[Text]
start
We spend the night at my best friend’s house, not very far from Cambridge. Most of it is Elizabethan, built on far older foundations, some of it Georgian. When he bought it, it was crumbling inside to ruins. The main rooms had been used to shelter cattle, but he restored the ornate plasterwork of their ceilings. To the uncomprehending annoyance of certain bureaucrats, he refused public subsidies to do so, preferring to work hard to pay the very high cost, so that he was free of their inspections, supervision and incessant demands afterwards.
He had understood what so many Britons, and Europeans in general, do not understand: that with benefits received from the state, comes servitude to the state.
The house actually belonged to the Malory family, that is to say the family of the author of Morte d’Arthur. My friend thought that, in the circumstances, he ought to read it; but found that, despite a special interest in doing so, he just couldn’t. Life was too short.
In fact, I don’t think I have ever met anyone who has read it through. No one reads it who doesn’t have to. Every time I hear it mentioned, I recall Dr Johnson’s remark about Paradise Lost: No man ever wished it longer than it is.
end
[Data block]
start
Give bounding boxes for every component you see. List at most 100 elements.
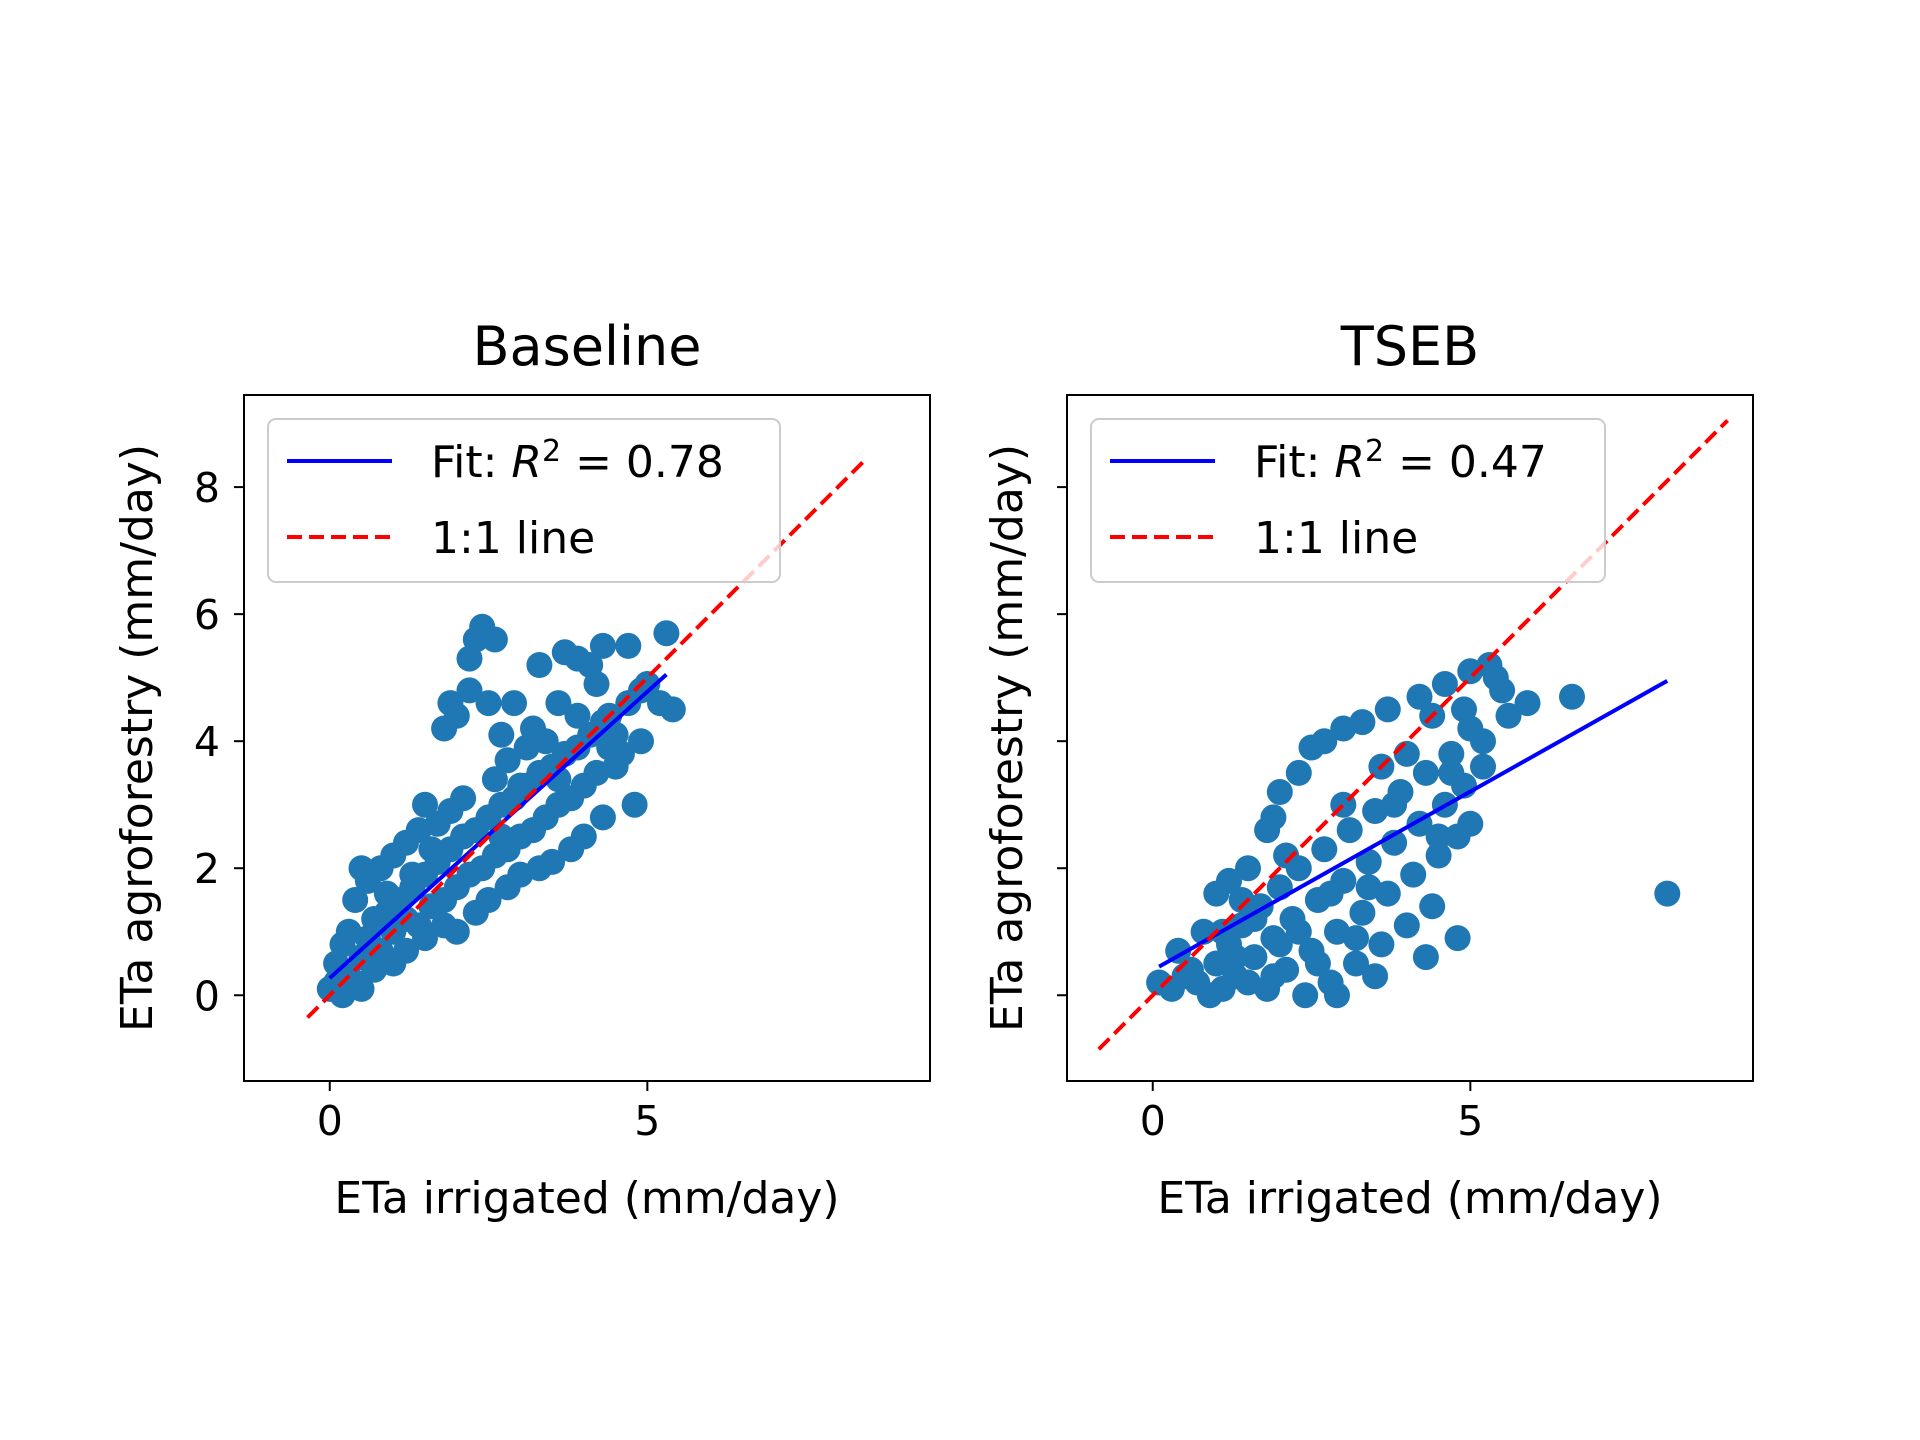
end
[Instructions to follow]
From the text about the restored house near Cambridge, list the things the owner was free of afterwards because he refused public subsidies.

[Solution for this problem]
Inspections, supervision, and incessant demands.